──────── Source document ────────

# 10 bucks, craiglist, and a week



## Vova (Mar 27, 2012)

I just finished a loft that was made of 100% scrap wood that I got from craigslist, the windows, shingles, tar paper, door, foundation blocks, was all free from craigslist listings as well. I just had to special nails for the roof. I didn't have enough black or white shingles to do the whole roof one color. Its not a very pretty loft but its defiantly better than the small one they where in.


----------



## xaivang (Nov 21, 2011)

wow turn out pretty nice looking


----------



## almondman (Aug 22, 2009)

Nice job, especially for the price.


----------



## spirit wings (Mar 29, 2008)

way to recycle! good job. it looks sound and sturdy.


----------



## Zippy (Nov 20, 2011)

That looks really nice to me!


----------



## Quazar (Jul 27, 2010)

Pretty good, a little sanding on the front door & a coat of paint and you'd never know it was made from scrap. 
One thing though, watch any nails sticking out inside... any flying or fighting in the loft and a nail like the one in the last pic could cause a very nasty wing injury.


----------



## Vova (Mar 27, 2012)

Thanks everyone!! 


Quazar, the screws have been trimmed and sanded down flat


----------



## Crazy Pete (Nov 13, 2008)

Now all it needs is paint, and I'm sure craigslist will supply that also.
Dave


----------



## Zippy (Nov 20, 2011)

This is awesome especially considering the loft I'm just finishing up is going on $1500 and 11 months and it's not much bigger, plus you have birds in yours, lol.


----------



## Vova (Mar 27, 2012)

Zippy said:


> This is awesome especially considering the loft I'm just finishing up is going on $1500 and 11 months and it's not much bigger, plus you have birds in yours, lol.


Thanks zippy. I saw the video of your loft that you posted a while back, it looked great


----------

──────── Given data ────────

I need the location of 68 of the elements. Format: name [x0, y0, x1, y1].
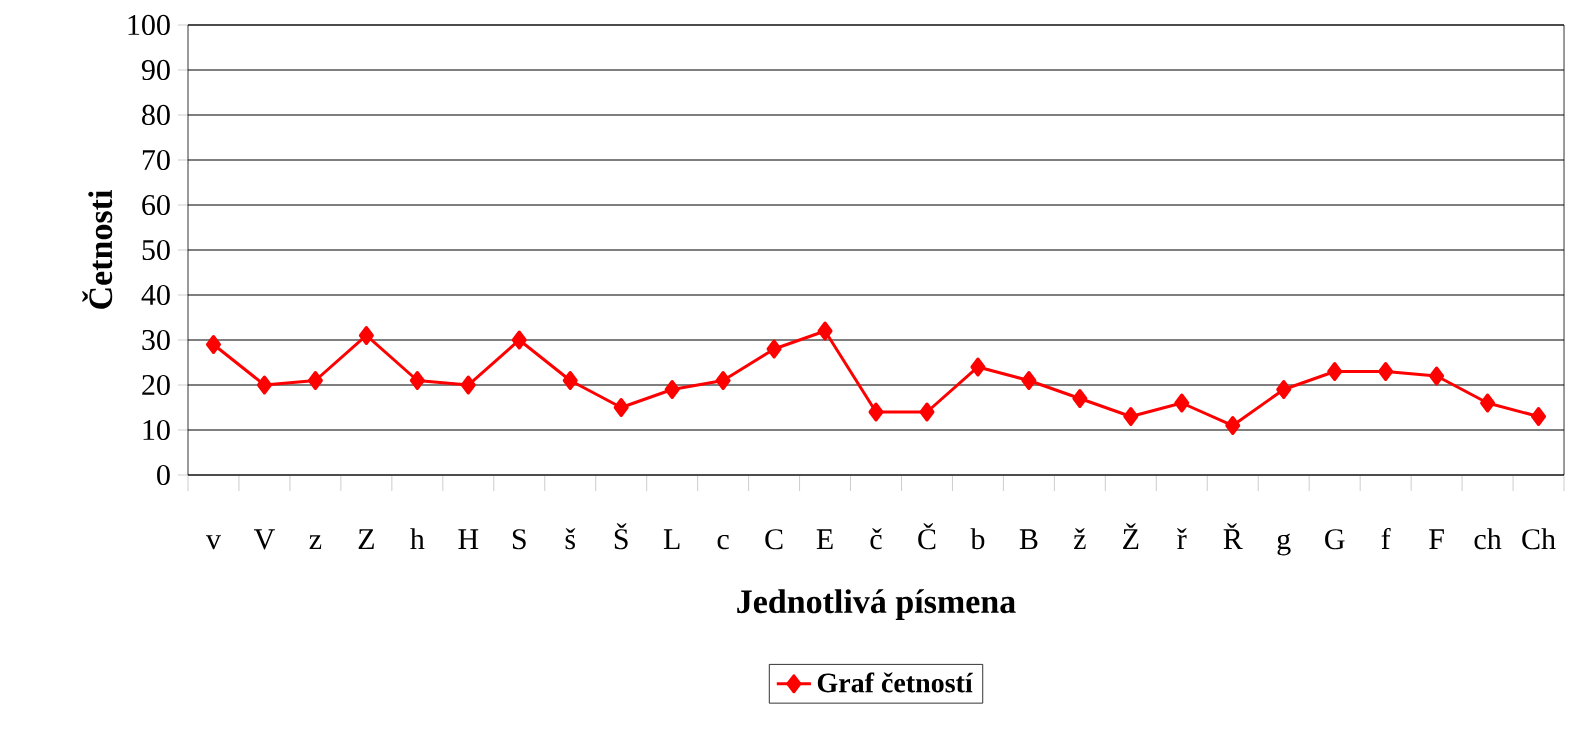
point: [511, 330, 527, 350]
x-tick-label: f: [1381, 527, 1391, 549]
x-tick-label: Ř: [1223, 523, 1243, 549]
x-tick-label: Z: [358, 529, 374, 549]
x-tick-label: G: [1325, 529, 1345, 550]
legend-label: Graf četností: [817, 672, 974, 693]
point: [1378, 362, 1394, 381]
x-tick-label: š: [565, 528, 576, 550]
x-tick-label: Ch: [1522, 528, 1556, 550]
y-tick-label: 50: [142, 239, 170, 261]
x-tick-label: v: [205, 535, 221, 550]
point: [817, 321, 833, 341]
x-tick-label: Č: [918, 523, 936, 550]
x-tick-label: E: [816, 529, 833, 549]
point: [868, 402, 884, 422]
point: [970, 357, 986, 377]
x-tick-label: z: [309, 535, 322, 549]
y-tick-label: 0: [157, 464, 170, 486]
point: [409, 371, 425, 390]
y-tick-label: 40: [141, 284, 170, 306]
point: [664, 380, 680, 399]
x-tick-label: S: [512, 529, 526, 550]
point: [1327, 362, 1343, 381]
point: [1021, 371, 1037, 390]
y-tick-label: 90: [141, 59, 170, 81]
point: [562, 371, 578, 390]
y-tick-label: 30: [142, 329, 170, 351]
point: [1429, 366, 1445, 386]
y-tick-label: 80: [142, 104, 170, 126]
x-tick-label: H: [458, 529, 479, 549]
x-tick-label: V: [253, 529, 275, 550]
point: [919, 402, 935, 422]
point: [613, 398, 629, 417]
point: [1276, 380, 1292, 399]
x-tick-label: g: [1277, 533, 1291, 556]
point: [358, 326, 374, 345]
x-tick-label: h: [410, 528, 425, 549]
y-tick-label: 60: [142, 194, 170, 216]
x-tick-label: C: [765, 529, 783, 550]
point: [1531, 407, 1547, 426]
x-tick-label: Ž: [1123, 523, 1139, 549]
x-tick-label: ř: [1177, 528, 1187, 549]
point: [1480, 393, 1496, 413]
x-tick-label: B: [1019, 529, 1038, 550]
x-tick-label: F: [1429, 529, 1444, 549]
point: [460, 375, 476, 395]
point: [766, 339, 782, 359]
x-tick-label: č: [870, 528, 882, 550]
point: [1225, 416, 1241, 435]
point: [205, 335, 221, 354]
x-tick-label: b: [970, 528, 985, 550]
point: [1123, 407, 1139, 426]
y-tick-label: 100: [128, 14, 170, 36]
point: [1072, 389, 1088, 408]
x-tick-label: L: [663, 529, 680, 549]
point: [1174, 393, 1190, 413]
x-tick-label: c: [717, 534, 729, 550]
x-tick-label: ch: [1474, 528, 1502, 550]
x-tick-label: ž: [1074, 528, 1086, 549]
y-tick-label: 10: [143, 419, 170, 441]
point: [307, 371, 323, 390]
y-tick-label: 20: [142, 374, 170, 396]
x-tick-label: Š: [614, 523, 628, 550]
x-axis-title: Jednotlivá písmena: [737, 589, 1016, 621]
point: [256, 375, 272, 395]
y-axis-title: Četnosti: [82, 190, 113, 309]
point: [715, 371, 731, 390]
y-tick-label: 70: [142, 149, 170, 171]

────────

## Your instructions
In the forum thread, condense the paragraph beginning "Pretty good, a little sanding" into a short list of its points. The listing has nothing to do with what is asked here.

## Result of this exercise
- A little sanding on the front door and a coat of paint would hide that the loft was made from scrap.
- Nails sticking out inside need watching, since a nail like the one in the last picture could give a bird a nasty wing injury during flying or fighting in the loft.